■ **EXERCISE**
Every line of the records below should be restated exactly.

■ **RECORDS FOR THIS EXERCISE**
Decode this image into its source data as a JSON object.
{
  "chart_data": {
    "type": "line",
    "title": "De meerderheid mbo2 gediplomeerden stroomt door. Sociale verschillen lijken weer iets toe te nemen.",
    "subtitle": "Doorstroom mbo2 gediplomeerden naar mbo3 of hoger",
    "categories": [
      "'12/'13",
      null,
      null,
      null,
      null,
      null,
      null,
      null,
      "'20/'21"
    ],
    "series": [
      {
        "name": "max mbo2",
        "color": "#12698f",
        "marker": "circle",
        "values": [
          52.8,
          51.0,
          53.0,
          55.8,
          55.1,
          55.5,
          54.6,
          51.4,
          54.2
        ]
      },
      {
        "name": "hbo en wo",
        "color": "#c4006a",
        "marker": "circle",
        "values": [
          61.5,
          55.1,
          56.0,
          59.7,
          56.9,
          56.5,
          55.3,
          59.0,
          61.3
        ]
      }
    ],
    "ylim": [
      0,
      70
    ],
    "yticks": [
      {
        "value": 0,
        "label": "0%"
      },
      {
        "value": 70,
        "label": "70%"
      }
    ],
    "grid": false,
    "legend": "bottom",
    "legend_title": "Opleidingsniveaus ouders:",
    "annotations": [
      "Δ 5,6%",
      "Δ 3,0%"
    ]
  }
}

■ **TASK RESULT**
Decode this image into its source data as a JSON object.
{
  "chart_data": {
    "type": "line",
    "title": "De meerderheid mbo2 gediplomeerden stroomt door. Sociale verschillen lijken weer iets toe te nemen.",
    "subtitle": "Doorstroom mbo2 gediplomeerden naar mbo3 of hoger",
    "categories": [
      "'12/'13",
      null,
      null,
      null,
      null,
      null,
      null,
      null,
      "'20/'21"
    ],
    "series": [
      {
        "name": "max mbo2",
        "color": "#12698f",
        "marker": "circle",
        "values": [
          52.8,
          51.0,
          53.0,
          55.8,
          55.1,
          55.5,
          54.6,
          51.4,
          54.2
        ]
      },
      {
        "name": "hbo en wo",
        "color": "#c4006a",
        "marker": "circle",
        "values": [
          61.5,
          55.1,
          56.0,
          59.7,
          56.9,
          56.5,
          55.3,
          59.0,
          61.3
        ]
      }
    ],
    "ylim": [
      0,
      70
    ],
    "yticks": [
      {
        "value": 0,
        "label": "0%"
      },
      {
        "value": 70,
        "label": "70%"
      }
    ],
    "grid": false,
    "legend": "bottom",
    "legend_title": "Opleidingsniveaus ouders:",
    "annotations": [
      "Δ 5,6%",
      "Δ 3,0%"
    ]
  }
}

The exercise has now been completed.